◆ AIM OF THE TASK
Go through the data below line by line and count those containing the word "placeholder". Reply with the count only.

◆ RECORDS
::::::::::
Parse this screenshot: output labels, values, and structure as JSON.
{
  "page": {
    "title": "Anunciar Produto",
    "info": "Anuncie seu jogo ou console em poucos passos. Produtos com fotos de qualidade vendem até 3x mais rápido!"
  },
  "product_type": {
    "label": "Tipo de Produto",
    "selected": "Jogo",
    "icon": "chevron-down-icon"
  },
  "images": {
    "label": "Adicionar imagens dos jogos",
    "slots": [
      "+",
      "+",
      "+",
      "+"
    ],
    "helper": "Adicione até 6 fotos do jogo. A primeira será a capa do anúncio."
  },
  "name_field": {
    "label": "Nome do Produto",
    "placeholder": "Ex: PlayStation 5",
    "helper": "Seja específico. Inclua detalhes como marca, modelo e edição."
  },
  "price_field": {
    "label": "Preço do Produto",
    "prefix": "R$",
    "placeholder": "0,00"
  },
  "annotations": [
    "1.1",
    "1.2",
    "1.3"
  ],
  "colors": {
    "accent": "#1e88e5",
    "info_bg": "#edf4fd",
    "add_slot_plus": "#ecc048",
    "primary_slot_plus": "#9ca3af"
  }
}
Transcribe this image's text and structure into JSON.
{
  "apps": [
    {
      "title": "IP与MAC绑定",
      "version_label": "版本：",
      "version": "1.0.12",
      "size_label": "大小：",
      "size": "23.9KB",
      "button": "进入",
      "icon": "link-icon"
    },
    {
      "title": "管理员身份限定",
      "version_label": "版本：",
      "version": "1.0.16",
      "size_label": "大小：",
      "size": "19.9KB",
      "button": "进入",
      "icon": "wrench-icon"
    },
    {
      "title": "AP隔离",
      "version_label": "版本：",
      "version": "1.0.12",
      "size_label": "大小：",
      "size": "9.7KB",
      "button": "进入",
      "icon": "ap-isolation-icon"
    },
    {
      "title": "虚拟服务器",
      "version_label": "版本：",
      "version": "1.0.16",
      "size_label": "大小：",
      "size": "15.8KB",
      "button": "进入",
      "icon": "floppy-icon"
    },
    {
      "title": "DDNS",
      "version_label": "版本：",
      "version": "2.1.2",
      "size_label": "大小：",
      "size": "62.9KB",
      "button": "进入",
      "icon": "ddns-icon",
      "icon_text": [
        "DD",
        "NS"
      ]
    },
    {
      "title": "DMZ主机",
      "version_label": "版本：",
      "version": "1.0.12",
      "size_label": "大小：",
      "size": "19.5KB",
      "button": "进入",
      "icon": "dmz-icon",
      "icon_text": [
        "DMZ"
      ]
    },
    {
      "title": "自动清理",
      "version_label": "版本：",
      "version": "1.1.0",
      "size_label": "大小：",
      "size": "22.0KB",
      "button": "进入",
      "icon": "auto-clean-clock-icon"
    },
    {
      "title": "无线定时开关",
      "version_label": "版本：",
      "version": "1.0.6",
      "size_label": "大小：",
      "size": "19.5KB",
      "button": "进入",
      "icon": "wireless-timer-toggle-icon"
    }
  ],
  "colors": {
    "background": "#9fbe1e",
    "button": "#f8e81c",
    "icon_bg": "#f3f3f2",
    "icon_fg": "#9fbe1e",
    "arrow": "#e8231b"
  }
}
::::::::::
◆ OUTPUT FOR THIS EXERCISE
2